### Short task
Express every line of the records below as a Markdown table with the columns "No." and "Line", numbering the rows in order and leaving out blank lines.

### Given records
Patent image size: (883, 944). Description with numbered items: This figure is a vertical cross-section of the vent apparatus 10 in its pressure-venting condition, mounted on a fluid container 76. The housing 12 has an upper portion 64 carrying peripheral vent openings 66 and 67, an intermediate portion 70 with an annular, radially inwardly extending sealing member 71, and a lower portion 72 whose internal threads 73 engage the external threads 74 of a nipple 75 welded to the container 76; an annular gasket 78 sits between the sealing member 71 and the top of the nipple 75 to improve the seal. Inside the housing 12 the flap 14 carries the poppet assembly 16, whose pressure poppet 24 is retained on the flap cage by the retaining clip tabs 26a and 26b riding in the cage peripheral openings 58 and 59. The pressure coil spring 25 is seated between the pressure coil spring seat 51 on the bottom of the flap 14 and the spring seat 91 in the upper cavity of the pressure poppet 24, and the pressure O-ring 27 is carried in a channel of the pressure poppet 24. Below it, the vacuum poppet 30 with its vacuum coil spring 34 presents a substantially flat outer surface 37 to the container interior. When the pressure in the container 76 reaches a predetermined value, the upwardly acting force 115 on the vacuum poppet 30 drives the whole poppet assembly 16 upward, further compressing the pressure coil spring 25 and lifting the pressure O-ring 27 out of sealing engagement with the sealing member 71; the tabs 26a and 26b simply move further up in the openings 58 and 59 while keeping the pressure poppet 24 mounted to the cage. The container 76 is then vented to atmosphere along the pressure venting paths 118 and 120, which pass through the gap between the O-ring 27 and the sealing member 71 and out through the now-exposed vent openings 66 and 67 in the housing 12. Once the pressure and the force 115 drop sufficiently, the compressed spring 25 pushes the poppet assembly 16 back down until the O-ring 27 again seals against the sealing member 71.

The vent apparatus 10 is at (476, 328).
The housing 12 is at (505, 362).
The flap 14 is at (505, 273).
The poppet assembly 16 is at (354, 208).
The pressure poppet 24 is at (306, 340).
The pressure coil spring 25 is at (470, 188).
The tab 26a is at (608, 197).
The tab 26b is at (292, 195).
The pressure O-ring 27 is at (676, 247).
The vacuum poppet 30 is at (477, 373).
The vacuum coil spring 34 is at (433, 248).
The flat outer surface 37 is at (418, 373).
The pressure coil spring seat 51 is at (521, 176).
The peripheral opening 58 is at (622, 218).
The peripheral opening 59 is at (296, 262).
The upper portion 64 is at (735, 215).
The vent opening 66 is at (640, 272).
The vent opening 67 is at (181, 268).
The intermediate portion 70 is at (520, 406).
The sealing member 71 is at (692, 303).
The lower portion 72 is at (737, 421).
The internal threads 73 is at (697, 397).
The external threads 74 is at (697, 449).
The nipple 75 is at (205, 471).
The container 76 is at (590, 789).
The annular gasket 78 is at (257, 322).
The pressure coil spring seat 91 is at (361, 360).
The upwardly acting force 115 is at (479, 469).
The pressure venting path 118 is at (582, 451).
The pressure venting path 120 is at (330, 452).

### Solution
| No. | Line |
|---|---|
| 1 | Patent image size: (883, 944). Description with numbered items: This figure is a vertical cross-section of the vent apparatus 10 in its pressure-venting condition, mounted on a fluid container 76. The housing 12 has an upper portion 64 carrying peripheral vent openings 66 and 67, an intermediate portion 70 with an annular, radially inwardly extending sealing member 71, and a lower portion 72 whose internal threads 73 engage the external threads 74 of a nipple 75 welded to the container 76; an annular gasket 78 sits between the sealing member 71 and the top of the nipple 75 to improve the seal. Inside the housing 12 the flap 14 carries the poppet assembly 16, whose pressure poppet 24 is retained on the flap cage by the retaining clip tabs 26a and 26b riding in the cage peripheral openings 58 and 59. The pressure coil spring 25 is seated between the pressure coil spring seat 51 on the bottom of the flap 14 and the spring seat 91 in the upper cavity of the pressure poppet 24, and the pressure O-ring 27 is carried in a channel of the pressure poppet 24. Below it, the vacuum poppet 30 with its vacuum coil spring 34 presents a substantially flat outer surface 37 to the container interior. When the pressure in the container 76 reaches a predetermined value, the upwardly acting force 115 on the vacuum poppet 30 drives the whole poppet assembly 16 upward, further compressing the pressure coil spring 25 and lifting the pressure O-ring 27 out of sealing engagement with the sealing member 71; the tabs 26a and 26b simply move further up in the openings 58 and 59 while keeping the pressure poppet 24 mounted to the cage. The container 76 is then vented to atmosphere along the pressure venting paths 118 and 120, which pass through the gap between the O-ring 27 and the sealing member 71 and out through the now-exposed vent openings 66 and 67 in the housing 12. Once the pressure and the force 115 drop sufficiently, the compressed spring 25 pushes the poppet assembly 16 back down until the O-ring 27 again seals against the sealing member 71. |
| 2 | The vent apparatus 10 is at (476, 328). |
| 3 | The housing 12 is at (505, 362). |
| 4 | The flap 14 is at (505, 273). |
| 5 | The poppet assembly 16 is at (354, 208). |
| 6 | The pressure poppet 24 is at (306, 340). |
| 7 | The pressure coil spring 25 is at (470, 188). |
| 8 | The tab 26a is at (608, 197). |
| 9 | The tab 26b is at (292, 195). |
| 10 | The pressure O-ring 27 is at (676, 247). |
| 11 | The vacuum poppet 30 is at (477, 373). |
| 12 | The vacuum coil spring 34 is at (433, 248). |
| 13 | The flat outer surface 37 is at (418, 373). |
| 14 | The pressure coil spring seat 51 is at (521, 176). |
| 15 | The peripheral opening 58 is at (622, 218). |
| 16 | The peripheral opening 59 is at (296, 262). |
| 17 | The upper portion 64 is at (735, 215). |
| 18 | The vent opening 66 is at (640, 272). |
| 19 | The vent opening 67 is at (181, 268). |
| 20 | The intermediate portion 70 is at (520, 406). |
| 21 | The sealing member 71 is at (692, 303). |
| 22 | The lower portion 72 is at (737, 421). |
| 23 | The internal threads 73 is at (697, 397). |
| 24 | The external threads 74 is at (697, 449). |
| 25 | The nipple 75 is at (205, 471). |
| 26 | The container 76 is at (590, 789). |
| 27 | The annular gasket 78 is at (257, 322). |
| 28 | The pressure coil spring seat 91 is at (361, 360). |
| 29 | The upwardly acting force 115 is at (479, 469). |
| 30 | The pressure venting path 118 is at (582, 451). |
| 31 | The pressure venting path 120 is at (330, 452). |